[start of Supplied data]
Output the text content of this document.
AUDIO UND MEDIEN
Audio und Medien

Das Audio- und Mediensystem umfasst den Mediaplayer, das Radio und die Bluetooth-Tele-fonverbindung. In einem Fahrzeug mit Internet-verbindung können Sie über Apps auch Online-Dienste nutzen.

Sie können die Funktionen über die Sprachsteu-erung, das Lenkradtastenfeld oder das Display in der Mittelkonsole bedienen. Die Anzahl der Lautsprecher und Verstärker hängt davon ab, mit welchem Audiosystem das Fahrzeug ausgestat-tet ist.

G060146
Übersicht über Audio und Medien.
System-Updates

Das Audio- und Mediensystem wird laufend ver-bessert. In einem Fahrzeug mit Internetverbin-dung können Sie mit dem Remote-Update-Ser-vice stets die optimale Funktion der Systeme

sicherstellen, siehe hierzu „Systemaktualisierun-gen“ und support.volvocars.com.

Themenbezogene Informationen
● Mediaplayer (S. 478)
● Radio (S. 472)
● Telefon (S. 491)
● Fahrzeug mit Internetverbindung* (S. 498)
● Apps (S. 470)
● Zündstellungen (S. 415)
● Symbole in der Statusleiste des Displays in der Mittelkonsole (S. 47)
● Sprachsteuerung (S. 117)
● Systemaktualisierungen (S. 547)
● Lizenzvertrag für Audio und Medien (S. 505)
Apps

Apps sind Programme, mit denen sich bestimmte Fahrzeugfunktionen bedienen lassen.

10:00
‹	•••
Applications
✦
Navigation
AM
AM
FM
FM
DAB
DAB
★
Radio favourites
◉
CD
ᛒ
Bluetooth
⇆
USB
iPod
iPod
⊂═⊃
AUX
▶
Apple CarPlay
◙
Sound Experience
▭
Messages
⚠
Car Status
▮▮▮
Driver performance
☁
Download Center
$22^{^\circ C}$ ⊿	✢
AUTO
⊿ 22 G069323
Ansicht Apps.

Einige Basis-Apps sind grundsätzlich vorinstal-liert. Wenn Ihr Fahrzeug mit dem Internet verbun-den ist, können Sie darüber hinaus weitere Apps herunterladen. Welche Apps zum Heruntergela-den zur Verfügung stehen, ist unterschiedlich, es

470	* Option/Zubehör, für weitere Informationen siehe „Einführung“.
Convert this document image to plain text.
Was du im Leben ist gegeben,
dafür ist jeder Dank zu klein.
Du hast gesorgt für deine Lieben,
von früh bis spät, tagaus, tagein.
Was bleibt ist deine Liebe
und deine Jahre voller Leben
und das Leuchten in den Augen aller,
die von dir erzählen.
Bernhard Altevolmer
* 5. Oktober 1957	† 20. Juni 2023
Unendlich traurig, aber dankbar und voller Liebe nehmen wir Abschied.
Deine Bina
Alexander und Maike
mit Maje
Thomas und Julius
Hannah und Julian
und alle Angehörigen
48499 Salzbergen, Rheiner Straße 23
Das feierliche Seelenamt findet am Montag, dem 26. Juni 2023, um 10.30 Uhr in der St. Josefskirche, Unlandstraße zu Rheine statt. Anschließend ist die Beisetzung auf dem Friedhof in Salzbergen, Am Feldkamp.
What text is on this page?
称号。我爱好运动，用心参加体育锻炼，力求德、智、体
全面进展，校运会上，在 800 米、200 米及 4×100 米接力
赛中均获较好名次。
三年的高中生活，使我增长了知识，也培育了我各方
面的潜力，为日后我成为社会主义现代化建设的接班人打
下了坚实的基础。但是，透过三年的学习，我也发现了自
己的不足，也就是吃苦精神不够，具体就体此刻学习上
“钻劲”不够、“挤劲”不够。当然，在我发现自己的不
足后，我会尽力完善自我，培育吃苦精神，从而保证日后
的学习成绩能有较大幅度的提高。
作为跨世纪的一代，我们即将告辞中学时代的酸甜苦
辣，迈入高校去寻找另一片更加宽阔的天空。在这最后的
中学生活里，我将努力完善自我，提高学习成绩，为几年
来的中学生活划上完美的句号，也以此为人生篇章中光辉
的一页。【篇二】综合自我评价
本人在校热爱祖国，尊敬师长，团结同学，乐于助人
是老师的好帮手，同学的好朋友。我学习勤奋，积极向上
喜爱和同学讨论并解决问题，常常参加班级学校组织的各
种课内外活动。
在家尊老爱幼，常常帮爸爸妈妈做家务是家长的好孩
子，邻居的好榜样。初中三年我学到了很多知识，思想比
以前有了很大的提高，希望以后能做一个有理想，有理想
[end of Supplied data]
**Objective:** In full and verbatim, repeat the records given above.

**Task result:**
Output the text content of this document.
AUDIO UND MEDIEN
Audio und Medien

Das Audio- und Mediensystem umfasst den Mediaplayer, das Radio und die Bluetooth-Tele-fonverbindung. In einem Fahrzeug mit Internet-verbindung können Sie über Apps auch Online-Dienste nutzen.

Sie können die Funktionen über die Sprachsteu-erung, das Lenkradtastenfeld oder das Display in der Mittelkonsole bedienen. Die Anzahl der Lautsprecher und Verstärker hängt davon ab, mit welchem Audiosystem das Fahrzeug ausgestat-tet ist.

G060146
Übersicht über Audio und Medien.
System-Updates

Das Audio- und Mediensystem wird laufend ver-bessert. In einem Fahrzeug mit Internetverbin-dung können Sie mit dem Remote-Update-Ser-vice stets die optimale Funktion der Systeme

sicherstellen, siehe hierzu „Systemaktualisierun-gen“ und support.volvocars.com.

Themenbezogene Informationen
● Mediaplayer (S. 478)
● Radio (S. 472)
● Telefon (S. 491)
● Fahrzeug mit Internetverbindung* (S. 498)
● Apps (S. 470)
● Zündstellungen (S. 415)
● Symbole in der Statusleiste des Displays in der Mittelkonsole (S. 47)
● Sprachsteuerung (S. 117)
● Systemaktualisierungen (S. 547)
● Lizenzvertrag für Audio und Medien (S. 505)
Apps

Apps sind Programme, mit denen sich bestimmte Fahrzeugfunktionen bedienen lassen.

10:00
‹	•••
Applications
✦
Navigation
AM
AM
FM
FM
DAB
DAB
★
Radio favourites
◉
CD
ᛒ
Bluetooth
⇆
USB
iPod
iPod
⊂═⊃
AUX
▶
Apple CarPlay
◙
Sound Experience
▭
Messages
⚠
Car Status
▮▮▮
Driver performance
☁
Download Center
$22^{^\circ C}$ ⊿	✢
AUTO
⊿ 22 G069323
Ansicht Apps.

Einige Basis-Apps sind grundsätzlich vorinstal-liert. Wenn Ihr Fahrzeug mit dem Internet verbun-den ist, können Sie darüber hinaus weitere Apps herunterladen. Welche Apps zum Heruntergela-den zur Verfügung stehen, ist unterschiedlich, es

470	* Option/Zubehör, für weitere Informationen siehe „Einführung“.
Convert this document image to plain text.
Was du im Leben ist gegeben,
dafür ist jeder Dank zu klein.
Du hast gesorgt für deine Lieben,
von früh bis spät, tagaus, tagein.
Was bleibt ist deine Liebe
und deine Jahre voller Leben
und das Leuchten in den Augen aller,
die von dir erzählen.
Bernhard Altevolmer
* 5. Oktober 1957	† 20. Juni 2023
Unendlich traurig, aber dankbar und voller Liebe nehmen wir Abschied.
Deine Bina
Alexander und Maike
mit Maje
Thomas und Julius
Hannah und Julian
und alle Angehörigen
48499 Salzbergen, Rheiner Straße 23
Das feierliche Seelenamt findet am Montag, dem 26. Juni 2023, um 10.30 Uhr in der St. Josefskirche, Unlandstraße zu Rheine statt. Anschließend ist die Beisetzung auf dem Friedhof in Salzbergen, Am Feldkamp.
What text is on this page?
称号。我爱好运动，用心参加体育锻炼，力求德、智、体
全面进展，校运会上，在 800 米、200 米及 4×100 米接力
赛中均获较好名次。
三年的高中生活，使我增长了知识，也培育了我各方
面的潜力，为日后我成为社会主义现代化建设的接班人打
下了坚实的基础。但是，透过三年的学习，我也发现了自
己的不足，也就是吃苦精神不够，具体就体此刻学习上
“钻劲”不够、“挤劲”不够。当然，在我发现自己的不
足后，我会尽力完善自我，培育吃苦精神，从而保证日后
的学习成绩能有较大幅度的提高。
作为跨世纪的一代，我们即将告辞中学时代的酸甜苦
辣，迈入高校去寻找另一片更加宽阔的天空。在这最后的
中学生活里，我将努力完善自我，提高学习成绩，为几年
来的中学生活划上完美的句号，也以此为人生篇章中光辉
的一页。【篇二】综合自我评价
本人在校热爱祖国，尊敬师长，团结同学，乐于助人
是老师的好帮手，同学的好朋友。我学习勤奋，积极向上
喜爱和同学讨论并解决问题，常常参加班级学校组织的各
种课内外活动。
在家尊老爱幼，常常帮爸爸妈妈做家务是家长的好孩
子，邻居的好榜样。初中三年我学到了很多知识，思想比
以前有了很大的提高，希望以后能做一个有理想，有理想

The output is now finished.